Figure dataset records
START

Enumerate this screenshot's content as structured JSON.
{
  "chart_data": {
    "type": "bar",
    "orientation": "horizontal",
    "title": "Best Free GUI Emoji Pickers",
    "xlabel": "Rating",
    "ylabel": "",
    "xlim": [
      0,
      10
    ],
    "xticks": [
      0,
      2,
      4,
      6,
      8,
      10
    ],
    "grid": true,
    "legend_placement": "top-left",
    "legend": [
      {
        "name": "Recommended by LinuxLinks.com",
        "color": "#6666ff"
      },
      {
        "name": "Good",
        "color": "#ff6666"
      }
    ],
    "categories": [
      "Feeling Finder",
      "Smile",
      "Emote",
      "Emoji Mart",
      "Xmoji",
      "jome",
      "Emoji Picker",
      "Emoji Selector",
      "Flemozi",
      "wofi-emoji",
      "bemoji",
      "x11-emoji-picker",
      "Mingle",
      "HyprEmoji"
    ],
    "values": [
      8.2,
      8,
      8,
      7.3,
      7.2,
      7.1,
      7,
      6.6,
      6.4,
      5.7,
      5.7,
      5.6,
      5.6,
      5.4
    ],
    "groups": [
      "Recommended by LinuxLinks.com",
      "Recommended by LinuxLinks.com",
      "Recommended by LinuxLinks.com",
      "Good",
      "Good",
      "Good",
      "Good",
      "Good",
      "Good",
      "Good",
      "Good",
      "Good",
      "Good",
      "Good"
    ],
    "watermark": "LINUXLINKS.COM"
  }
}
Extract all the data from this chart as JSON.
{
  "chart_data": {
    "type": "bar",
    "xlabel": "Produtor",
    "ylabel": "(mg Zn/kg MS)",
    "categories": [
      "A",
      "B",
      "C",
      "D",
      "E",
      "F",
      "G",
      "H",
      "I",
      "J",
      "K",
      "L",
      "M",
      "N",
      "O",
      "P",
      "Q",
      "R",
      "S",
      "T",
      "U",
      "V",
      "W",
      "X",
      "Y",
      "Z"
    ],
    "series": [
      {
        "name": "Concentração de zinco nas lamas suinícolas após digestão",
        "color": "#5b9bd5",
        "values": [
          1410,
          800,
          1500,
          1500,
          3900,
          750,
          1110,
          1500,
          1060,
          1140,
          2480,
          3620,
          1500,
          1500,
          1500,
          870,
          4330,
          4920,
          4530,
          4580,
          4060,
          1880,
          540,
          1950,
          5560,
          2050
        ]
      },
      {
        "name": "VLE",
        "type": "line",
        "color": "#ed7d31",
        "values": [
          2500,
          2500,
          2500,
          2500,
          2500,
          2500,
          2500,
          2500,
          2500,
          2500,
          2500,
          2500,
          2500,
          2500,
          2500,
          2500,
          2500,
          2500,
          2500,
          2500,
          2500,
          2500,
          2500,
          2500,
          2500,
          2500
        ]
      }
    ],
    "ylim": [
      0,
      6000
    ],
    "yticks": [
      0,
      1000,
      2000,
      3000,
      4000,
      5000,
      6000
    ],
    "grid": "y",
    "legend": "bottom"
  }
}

END

Goal of the exercise: Copy out all lines from the material above that contain the string "this".

Exercise response:
Enumerate this screenshot's content as structured JSON.
Extract all the data from this chart as JSON.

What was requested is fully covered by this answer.